-- Prompt --
Reproduce the lines below word for word.

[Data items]
○ ○ ○ ○

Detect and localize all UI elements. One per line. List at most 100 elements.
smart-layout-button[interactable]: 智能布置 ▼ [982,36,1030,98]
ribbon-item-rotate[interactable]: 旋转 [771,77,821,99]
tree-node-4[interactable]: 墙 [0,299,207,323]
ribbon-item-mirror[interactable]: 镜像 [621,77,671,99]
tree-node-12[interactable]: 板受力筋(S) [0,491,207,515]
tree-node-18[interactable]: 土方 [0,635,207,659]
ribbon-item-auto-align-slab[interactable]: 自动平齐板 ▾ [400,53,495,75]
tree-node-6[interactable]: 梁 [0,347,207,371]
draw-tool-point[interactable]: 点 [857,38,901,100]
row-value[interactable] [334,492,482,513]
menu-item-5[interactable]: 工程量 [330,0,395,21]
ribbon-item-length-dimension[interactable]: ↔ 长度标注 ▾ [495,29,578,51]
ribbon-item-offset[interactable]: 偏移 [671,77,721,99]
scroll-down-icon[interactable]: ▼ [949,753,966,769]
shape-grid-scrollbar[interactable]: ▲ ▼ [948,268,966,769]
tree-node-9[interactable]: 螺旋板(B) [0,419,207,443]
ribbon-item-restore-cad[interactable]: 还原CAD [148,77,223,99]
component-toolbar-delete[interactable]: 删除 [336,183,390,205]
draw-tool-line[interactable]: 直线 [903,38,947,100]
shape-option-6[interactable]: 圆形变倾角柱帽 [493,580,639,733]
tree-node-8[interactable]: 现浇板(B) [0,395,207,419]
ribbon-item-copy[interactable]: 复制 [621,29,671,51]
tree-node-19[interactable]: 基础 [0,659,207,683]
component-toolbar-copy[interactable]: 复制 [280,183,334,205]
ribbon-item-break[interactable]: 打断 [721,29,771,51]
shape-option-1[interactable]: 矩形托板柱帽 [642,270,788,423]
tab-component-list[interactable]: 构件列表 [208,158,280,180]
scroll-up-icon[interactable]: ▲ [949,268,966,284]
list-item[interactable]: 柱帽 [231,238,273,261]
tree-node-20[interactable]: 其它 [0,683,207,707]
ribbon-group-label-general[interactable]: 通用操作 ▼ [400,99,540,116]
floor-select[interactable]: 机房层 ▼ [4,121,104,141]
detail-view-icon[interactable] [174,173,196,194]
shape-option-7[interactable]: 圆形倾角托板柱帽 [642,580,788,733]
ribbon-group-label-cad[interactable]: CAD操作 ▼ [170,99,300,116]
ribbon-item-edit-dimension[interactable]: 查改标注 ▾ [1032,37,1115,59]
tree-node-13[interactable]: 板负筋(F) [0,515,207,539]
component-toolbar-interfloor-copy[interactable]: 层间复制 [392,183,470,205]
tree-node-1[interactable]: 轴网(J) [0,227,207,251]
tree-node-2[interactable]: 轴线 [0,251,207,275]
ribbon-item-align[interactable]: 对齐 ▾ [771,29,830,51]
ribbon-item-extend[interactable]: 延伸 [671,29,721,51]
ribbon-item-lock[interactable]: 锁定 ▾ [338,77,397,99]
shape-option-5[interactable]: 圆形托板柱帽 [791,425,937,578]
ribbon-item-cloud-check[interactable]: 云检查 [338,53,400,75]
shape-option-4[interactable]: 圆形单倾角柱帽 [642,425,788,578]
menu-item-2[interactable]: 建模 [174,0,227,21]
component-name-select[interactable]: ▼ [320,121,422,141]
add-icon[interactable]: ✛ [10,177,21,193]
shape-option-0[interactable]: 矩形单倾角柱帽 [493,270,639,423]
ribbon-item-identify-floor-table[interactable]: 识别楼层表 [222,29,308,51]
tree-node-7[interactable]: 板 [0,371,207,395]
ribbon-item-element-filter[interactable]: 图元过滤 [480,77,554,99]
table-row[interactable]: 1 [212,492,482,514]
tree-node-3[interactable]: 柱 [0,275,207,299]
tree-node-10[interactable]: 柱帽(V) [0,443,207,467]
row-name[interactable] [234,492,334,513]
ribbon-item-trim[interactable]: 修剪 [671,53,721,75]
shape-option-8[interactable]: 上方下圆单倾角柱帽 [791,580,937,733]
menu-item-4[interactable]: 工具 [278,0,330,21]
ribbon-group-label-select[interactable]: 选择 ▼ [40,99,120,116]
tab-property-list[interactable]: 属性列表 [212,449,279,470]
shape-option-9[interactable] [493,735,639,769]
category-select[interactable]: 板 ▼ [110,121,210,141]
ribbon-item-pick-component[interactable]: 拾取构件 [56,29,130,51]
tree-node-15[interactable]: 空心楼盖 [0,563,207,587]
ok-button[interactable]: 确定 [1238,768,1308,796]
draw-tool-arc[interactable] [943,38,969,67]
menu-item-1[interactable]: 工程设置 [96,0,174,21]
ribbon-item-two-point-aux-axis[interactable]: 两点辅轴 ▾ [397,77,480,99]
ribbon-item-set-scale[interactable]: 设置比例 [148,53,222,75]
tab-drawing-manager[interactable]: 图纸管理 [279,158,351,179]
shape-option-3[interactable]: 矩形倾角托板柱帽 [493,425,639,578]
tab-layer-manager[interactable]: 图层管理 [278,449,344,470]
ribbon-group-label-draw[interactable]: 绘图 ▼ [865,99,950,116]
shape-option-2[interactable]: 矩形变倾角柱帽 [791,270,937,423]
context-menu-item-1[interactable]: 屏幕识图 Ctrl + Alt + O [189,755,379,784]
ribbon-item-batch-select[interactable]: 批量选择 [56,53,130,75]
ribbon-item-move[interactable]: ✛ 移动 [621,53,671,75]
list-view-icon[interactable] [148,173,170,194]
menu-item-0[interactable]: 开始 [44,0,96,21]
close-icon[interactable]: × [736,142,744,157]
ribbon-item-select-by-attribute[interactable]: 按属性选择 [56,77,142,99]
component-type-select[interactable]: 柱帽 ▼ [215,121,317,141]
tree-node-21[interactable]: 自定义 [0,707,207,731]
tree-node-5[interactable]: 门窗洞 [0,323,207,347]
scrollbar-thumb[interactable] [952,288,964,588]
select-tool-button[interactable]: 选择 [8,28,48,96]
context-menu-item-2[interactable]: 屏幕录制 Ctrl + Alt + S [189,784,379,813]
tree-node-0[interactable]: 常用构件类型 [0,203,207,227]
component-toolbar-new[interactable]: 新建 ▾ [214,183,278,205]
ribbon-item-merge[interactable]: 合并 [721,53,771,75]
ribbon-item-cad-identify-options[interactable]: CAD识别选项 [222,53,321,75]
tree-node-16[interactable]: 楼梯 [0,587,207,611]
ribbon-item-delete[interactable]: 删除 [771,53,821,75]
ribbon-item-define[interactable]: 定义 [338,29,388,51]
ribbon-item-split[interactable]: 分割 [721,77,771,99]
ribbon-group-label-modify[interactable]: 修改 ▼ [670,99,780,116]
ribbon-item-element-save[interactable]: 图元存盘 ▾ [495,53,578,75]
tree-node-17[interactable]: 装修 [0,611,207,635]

○ ○ ○ ○

-- Written answer --
Detect and localize all UI elements. One per line. List at most 100 elements.
smart-layout-button[interactable]: 智能布置 ▼ [982,36,1030,98]
ribbon-item-rotate[interactable]: 旋转 [771,77,821,99]
tree-node-4[interactable]: 墙 [0,299,207,323]
ribbon-item-mirror[interactable]: 镜像 [621,77,671,99]
tree-node-12[interactable]: 板受力筋(S) [0,491,207,515]
tree-node-18[interactable]: 土方 [0,635,207,659]
ribbon-item-auto-align-slab[interactable]: 自动平齐板 ▾ [400,53,495,75]
tree-node-6[interactable]: 梁 [0,347,207,371]
draw-tool-point[interactable]: 点 [857,38,901,100]
row-value[interactable] [334,492,482,513]
menu-item-5[interactable]: 工程量 [330,0,395,21]
ribbon-item-length-dimension[interactable]: ↔ 长度标注 ▾ [495,29,578,51]
ribbon-item-offset[interactable]: 偏移 [671,77,721,99]
scroll-down-icon[interactable]: ▼ [949,753,966,769]
shape-grid-scrollbar[interactable]: ▲ ▼ [948,268,966,769]
tree-node-9[interactable]: 螺旋板(B) [0,419,207,443]
ribbon-item-restore-cad[interactable]: 还原CAD [148,77,223,99]
component-toolbar-delete[interactable]: 删除 [336,183,390,205]
draw-tool-line[interactable]: 直线 [903,38,947,100]
shape-option-6[interactable]: 圆形变倾角柱帽 [493,580,639,733]
tree-node-8[interactable]: 现浇板(B) [0,395,207,419]
ribbon-item-copy[interactable]: 复制 [621,29,671,51]
tree-node-19[interactable]: 基础 [0,659,207,683]
component-toolbar-copy[interactable]: 复制 [280,183,334,205]
ribbon-item-break[interactable]: 打断 [721,29,771,51]
shape-option-1[interactable]: 矩形托板柱帽 [642,270,788,423]
tab-component-list[interactable]: 构件列表 [208,158,280,180]
scroll-up-icon[interactable]: ▲ [949,268,966,284]
list-item[interactable]: 柱帽 [231,238,273,261]
tree-node-20[interactable]: 其它 [0,683,207,707]
ribbon-group-label-general[interactable]: 通用操作 ▼ [400,99,540,116]
floor-select[interactable]: 机房层 ▼ [4,121,104,141]
detail-view-icon[interactable] [174,173,196,194]
shape-option-7[interactable]: 圆形倾角托板柱帽 [642,580,788,733]
ribbon-group-label-cad[interactable]: CAD操作 ▼ [170,99,300,116]
ribbon-item-edit-dimension[interactable]: 查改标注 ▾ [1032,37,1115,59]
tree-node-13[interactable]: 板负筋(F) [0,515,207,539]
component-toolbar-interfloor-copy[interactable]: 层间复制 [392,183,470,205]
tree-node-1[interactable]: 轴网(J) [0,227,207,251]
tree-node-2[interactable]: 轴线 [0,251,207,275]
ribbon-item-align[interactable]: 对齐 ▾ [771,29,830,51]
ribbon-item-extend[interactable]: 延伸 [671,29,721,51]
ribbon-item-lock[interactable]: 锁定 ▾ [338,77,397,99]
shape-option-5[interactable]: 圆形托板柱帽 [791,425,937,578]
ribbon-item-cloud-check[interactable]: 云检查 [338,53,400,75]
shape-option-4[interactable]: 圆形单倾角柱帽 [642,425,788,578]
menu-item-2[interactable]: 建模 [174,0,227,21]
component-name-select[interactable]: ▼ [320,121,422,141]
add-icon[interactable]: ✛ [10,177,21,193]
shape-option-0[interactable]: 矩形单倾角柱帽 [493,270,639,423]
ribbon-item-identify-floor-table[interactable]: 识别楼层表 [222,29,308,51]
tree-node-7[interactable]: 板 [0,371,207,395]
ribbon-item-element-filter[interactable]: 图元过滤 [480,77,554,99]
table-row[interactable]: 1 [212,492,482,514]
tree-node-3[interactable]: 柱 [0,275,207,299]
tree-node-10[interactable]: 柱帽(V) [0,443,207,467]
row-name[interactable] [234,492,334,513]
ribbon-item-trim[interactable]: 修剪 [671,53,721,75]
shape-option-8[interactable]: 上方下圆单倾角柱帽 [791,580,937,733]
menu-item-4[interactable]: 工具 [278,0,330,21]
ribbon-group-label-select[interactable]: 选择 ▼ [40,99,120,116]
tab-property-list[interactable]: 属性列表 [212,449,279,470]
shape-option-9[interactable] [493,735,639,769]
category-select[interactable]: 板 ▼ [110,121,210,141]
ribbon-item-pick-component[interactable]: 拾取构件 [56,29,130,51]
tree-node-15[interactable]: 空心楼盖 [0,563,207,587]
ok-button[interactable]: 确定 [1238,768,1308,796]
draw-tool-arc[interactable] [943,38,969,67]
menu-item-1[interactable]: 工程设置 [96,0,174,21]
ribbon-item-two-point-aux-axis[interactable]: 两点辅轴 ▾ [397,77,480,99]
ribbon-item-set-scale[interactable]: 设置比例 [148,53,222,75]
tab-drawing-manager[interactable]: 图纸管理 [279,158,351,179]
shape-option-3[interactable]: 矩形倾角托板柱帽 [493,425,639,578]
tab-layer-manager[interactable]: 图层管理 [278,449,344,470]
ribbon-group-label-draw[interactable]: 绘图 ▼ [865,99,950,116]
shape-option-2[interactable]: 矩形变倾角柱帽 [791,270,937,423]
context-menu-item-1[interactable]: 屏幕识图 Ctrl + Alt + O [189,755,379,784]
ribbon-item-batch-select[interactable]: 批量选择 [56,53,130,75]
ribbon-item-move[interactable]: ✛ 移动 [621,53,671,75]
list-view-icon[interactable] [148,173,170,194]
menu-item-0[interactable]: 开始 [44,0,96,21]
close-icon[interactable]: × [736,142,744,157]
ribbon-item-select-by-attribute[interactable]: 按属性选择 [56,77,142,99]
component-type-select[interactable]: 柱帽 ▼ [215,121,317,141]
tree-node-21[interactable]: 自定义 [0,707,207,731]
tree-node-5[interactable]: 门窗洞 [0,323,207,347]
scrollbar-thumb[interactable] [952,288,964,588]
select-tool-button[interactable]: 选择 [8,28,48,96]
context-menu-item-2[interactable]: 屏幕录制 Ctrl + Alt + S [189,784,379,813]
tree-node-0[interactable]: 常用构件类型 [0,203,207,227]
component-toolbar-new[interactable]: 新建 ▾ [214,183,278,205]
ribbon-item-merge[interactable]: 合并 [721,53,771,75]
ribbon-item-cad-identify-options[interactable]: CAD识别选项 [222,53,321,75]
tree-node-16[interactable]: 楼梯 [0,587,207,611]
ribbon-item-delete[interactable]: 删除 [771,53,821,75]
ribbon-item-define[interactable]: 定义 [338,29,388,51]
ribbon-item-split[interactable]: 分割 [721,77,771,99]
ribbon-group-label-modify[interactable]: 修改 ▼ [670,99,780,116]
ribbon-item-element-save[interactable]: 图元存盘 ▾ [495,53,578,75]
tree-node-17[interactable]: 装修 [0,611,207,635]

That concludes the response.